TEXT PASSAGE
Overall, the maximum rainfall intensity could be nowcasted for a 1 h lead time. For both the 20210721 and 20211005 events, the change process of rainfall can be predicted, but, due to the systematic error of the quantitative precipitation estimation method, there are outliers in some periods. For the 20221001 event, due to the low rainfall intensity and short duration, there are large anomalies in the forecasted rainfall. DR2A-UNet forecasted the rainfall peak more accurately with fewer outliers compared to U-Net and U-Net++, and the forecasted maximum rainfall intensity is closer to the actual. The nowcasted rainfall for the 2 h lead time had a large error, and it was more difficult to reflect the actual rainfall process.

5. Discussion

The main innovation of this study was the rapid and effective realization of echo extrapolation and rainfall nowcasting utilizing the Double Recurrent Residual and Attention gates U-Net (DR2A-UNet) and QPE approach. However, it was difficult to produce reliable nowcasts with a long lead time and heavy rainfall with short duration. This conclusion was consistent with Liu et al. [15], who employed a deep-learning strategy and obtained successful outcomes only for short periods of rainfall forecasting.

With the continuation of the extrapolation duration, the accuracy of the echo extrapolation decreases significantly and there is a clear trend of homogenization for strong echoes. The reason for this can be attributed to the fact that deep learning uses a single MSE loss function, causing more feature information to be lost. Tian et al. [31] also pointed out that the MSE loss function is usually unable to simulate radar echo intensities with multimodal and skewed distributions. Since the ratio of reflectivity intensities in radar images is usually unbalanced, some balancing loss functions have been used in many studies when training deep-learning models to extrapolate radar images, giving more weight to strong echoes to avoid echo homogenization [9]. This study follows this idea and uses the BMSE loss function to train a deep-learning model, which leads to some improvement in the homogenization phenomenon. Han et al. [30] used a combined BMSE and BCELoss loss function. Yin et al. [34] carried out radar echo extrapolation using a combined MSE and SSIM loss function, which outperformed the extrapolation with a single loss function. Therefore, in future research, a combined loss function can be used to improve the model accuracy.

SHORT TASK
Retype the rainfall nowcasting passage in full, word for word.

EXTRACTED DATA
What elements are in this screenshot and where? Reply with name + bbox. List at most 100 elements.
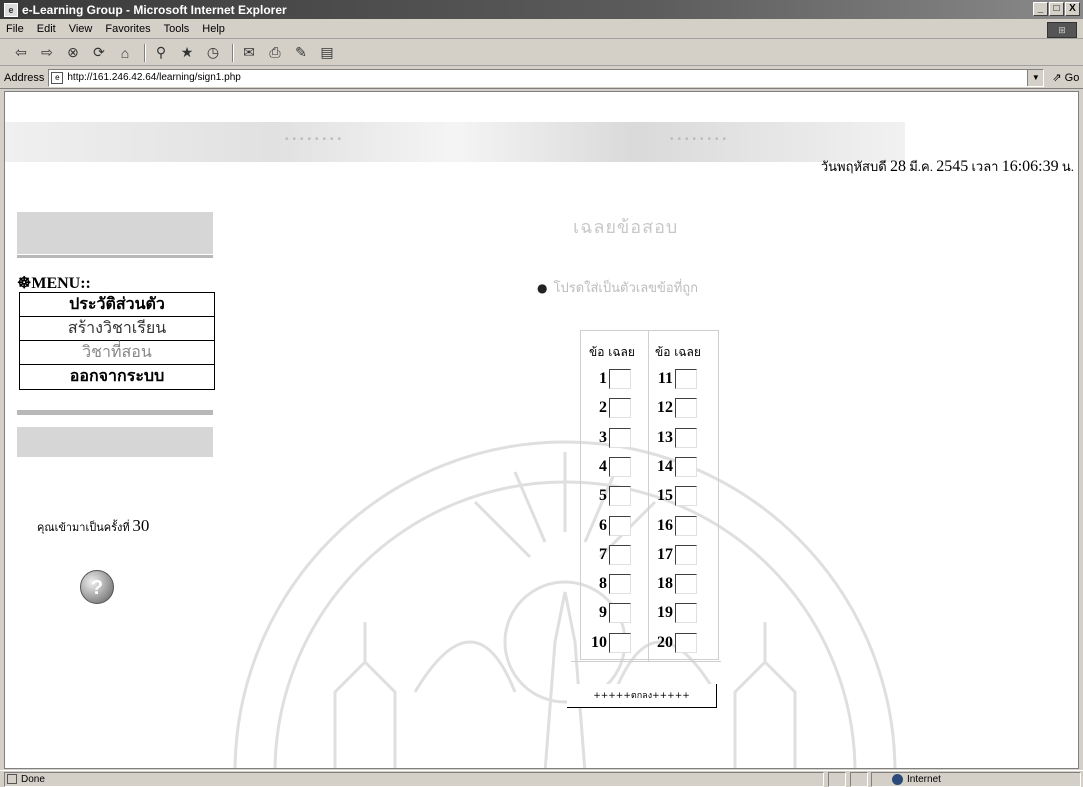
page-viewport: •••••••• •••••••• วันพฤหัสบดี 28 มี.ค. 2… (4, 91, 1079, 769)
answer-row: 17 (651, 544, 697, 565)
sidebar-divider (17, 410, 213, 415)
page-title: เฉลยข้อสอบ (573, 217, 679, 238)
answer-input[interactable] (609, 632, 631, 653)
maximize-button[interactable]: □ (1049, 2, 1064, 16)
answer-input[interactable] (675, 486, 697, 507)
answer-input[interactable] (609, 574, 631, 595)
menu-help[interactable]: Help (202, 23, 225, 35)
answer-row: 16 (651, 515, 697, 536)
visit-count: 30 (132, 516, 150, 535)
visit-counter: คุณเข้ามาเป็นครั้งที่ 30 (37, 516, 150, 535)
go-button[interactable]: ⇗ Go (1052, 71, 1079, 84)
answer-input[interactable] (609, 486, 631, 507)
banner-decoration: •••••••• (285, 134, 346, 145)
menu-item-logout[interactable]: ออกจากระบบ (20, 365, 214, 389)
column-header-right: ข้อ เฉลย (655, 345, 701, 359)
menu-edit[interactable]: Edit (37, 23, 56, 35)
question-number: 2 (599, 399, 607, 417)
go-arrow-icon: ⇗ (1052, 72, 1062, 84)
menu-item-profile[interactable]: ประวัติส่วนตัว (20, 293, 214, 317)
answer-input[interactable] (609, 398, 631, 419)
answer-row: 7 (585, 544, 631, 565)
question-number: 17 (657, 545, 673, 563)
time-suffix: น. (1061, 159, 1074, 174)
answer-input[interactable] (675, 574, 697, 595)
answer-table: ข้อ เฉลย ข้อ เฉลย 1 2 3 4 5 6 7 8 9 10 11 12 13 14 15… (580, 330, 719, 661)
answer-input[interactable] (675, 603, 697, 624)
discuss-icon[interactable]: ▤ (316, 43, 338, 63)
back-icon[interactable]: ⇦ (10, 43, 32, 63)
answer-input[interactable] (675, 632, 697, 653)
print-icon[interactable]: ⎙ (264, 43, 286, 63)
question-number: 9 (599, 604, 607, 622)
answer-input[interactable] (675, 427, 697, 448)
date-month: มี.ค. (909, 159, 933, 174)
forward-icon[interactable]: ⇨ (36, 43, 58, 63)
submit-button[interactable]: +++++ตกลง+++++ (567, 684, 717, 708)
answer-input[interactable] (609, 603, 631, 624)
address-input[interactable]: e http://161.246.42.64/learning/sign1.ph… (48, 68, 1045, 87)
answer-input[interactable] (675, 544, 697, 565)
menu-file[interactable]: File (6, 23, 24, 35)
answer-input[interactable] (609, 515, 631, 536)
answer-row: 2 (585, 398, 631, 419)
answer-row: 10 (585, 632, 631, 653)
column-divider (648, 331, 649, 661)
answer-input[interactable] (609, 369, 631, 389)
banner-decoration: •••••••• (670, 134, 731, 145)
menu-view[interactable]: View (69, 23, 93, 35)
menu-item-taught-courses[interactable]: วิชาที่สอน (20, 341, 214, 365)
day-name: วันพฤหัสบดี (820, 159, 887, 174)
instruction-text: ● โปรดใส่เป็นตัวเลขข้อที่ถูก (537, 281, 699, 296)
window-titlebar: e e-Learning Group - Microsoft Internet … (0, 0, 1083, 19)
close-button[interactable]: X (1065, 2, 1080, 16)
home-icon[interactable]: ⌂ (114, 43, 136, 63)
time-value: 16:06:39 (1001, 158, 1059, 175)
answer-input[interactable] (675, 456, 697, 477)
sidebar-decoration (17, 427, 213, 457)
minimize-button[interactable]: _ (1033, 2, 1048, 16)
refresh-icon[interactable]: ⟳ (88, 43, 110, 63)
answer-input[interactable] (609, 456, 631, 477)
menu-heading: ☸MENU:: (17, 275, 91, 292)
menu-tools[interactable]: Tools (164, 23, 190, 35)
answer-input[interactable] (675, 515, 697, 536)
menu-bar: File Edit View Favorites Tools Help (0, 19, 1083, 39)
answer-input[interactable] (675, 369, 697, 389)
question-number: 20 (657, 633, 673, 651)
globe-icon (892, 773, 903, 785)
ie-icon: e (4, 2, 18, 17)
history-icon[interactable]: ◷ (202, 43, 224, 63)
answer-row: 6 (585, 515, 631, 536)
mail-icon[interactable]: ✉ (238, 43, 260, 63)
edit-icon[interactable]: ✎ (290, 43, 312, 63)
window-controls: _ □ X (1033, 2, 1080, 16)
question-number: 6 (599, 516, 607, 534)
date-time: วันพฤหัสบดี 28 มี.ค. 2545 เวลา 16:06:39 … (821, 156, 1074, 177)
question-number: 3 (599, 428, 607, 446)
favorites-icon[interactable]: ★ (176, 43, 198, 63)
answer-input[interactable] (609, 427, 631, 448)
question-number: 13 (657, 428, 673, 446)
answer-row: 14 (651, 456, 697, 477)
help-icon[interactable]: ? (80, 570, 114, 604)
column-header-left: ข้อ เฉลย (589, 345, 635, 359)
answer-input[interactable] (609, 544, 631, 565)
search-icon[interactable]: ⚲ (150, 43, 172, 63)
answer-row: 18 (651, 574, 697, 595)
question-number: 15 (657, 487, 673, 505)
menu-favorites[interactable]: Favorites (105, 23, 150, 35)
question-number: 12 (657, 399, 673, 417)
status-text: Done (21, 773, 45, 785)
header-banner (5, 122, 905, 162)
address-bar: Address e http://161.246.42.64/learning/… (0, 67, 1083, 89)
time-prefix: เวลา (971, 159, 999, 174)
answer-row: 12 (651, 398, 697, 419)
answer-row: 19 (651, 603, 697, 624)
question-number: 19 (657, 604, 673, 622)
stop-icon[interactable]: ⊗ (62, 43, 84, 63)
chevron-down-icon[interactable]: ▼ (1027, 69, 1044, 86)
date-day: 28 (889, 158, 906, 175)
answer-input[interactable] (675, 398, 697, 419)
menu-item-create-course[interactable]: สร้างวิชาเรียน (20, 317, 214, 341)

EXPECTED OUTPUT
Overall, the maximum rainfall intensity could be nowcasted for a 1 h lead time. For both the 20210721 and 20211005 events, the change process of rainfall can be predicted, but, due to the systematic error of the quantitative precipitation estimation method, there are outliers in some periods. For the 20221001 event, due to the low rainfall intensity and short duration, there are large anomalies in the forecasted rainfall. DR2A-UNet forecasted the rainfall peak more accurately with fewer outliers compared to U-Net and U-Net++, and the forecasted maximum rainfall intensity is closer to the actual. The nowcasted rainfall for the 2 h lead time had a large error, and it was more difficult to reflect the actual rainfall process.

5. Discussion

The main innovation of this study was the rapid and effective realization of echo extrapolation and rainfall nowcasting utilizing the Double Recurrent Residual and Attention gates U-Net (DR2A-UNet) and QPE approach. However, it was difficult to produce reliable nowcasts with a long lead time and heavy rainfall with short duration. This conclusion was consistent with Liu et al. [15], who employed a deep-learning strategy and obtained successful outcomes only for short periods of rainfall forecasting.

With the continuation of the extrapolation duration, the accuracy of the echo extrapolation decreases significantly and there is a clear trend of homogenization for strong echoes. The reason for this can be attributed to the fact that deep learning uses a single MSE loss function, causing more feature information to be lost. Tian et al. [31] also pointed out that the MSE loss function is usually unable to simulate radar echo intensities with multimodal and skewed distributions. Since the ratio of reflectivity intensities in radar images is usually unbalanced, some balancing loss functions have been used in many studies when training deep-learning models to extrapolate radar images, giving more weight to strong echoes to avoid echo homogenization [9]. This study follows this idea and uses the BMSE loss function to train a deep-learning model, which leads to some improvement in the homogenization phenomenon. Han et al. [30] used a combined BMSE and BCELoss loss function. Yin et al. [34] carried out radar echo extrapolation using a combined MSE and SSIM loss function, which outperformed the extrapolation with a single loss function. Therefore, in future research, a combined loss function can be used to improve the model accuracy.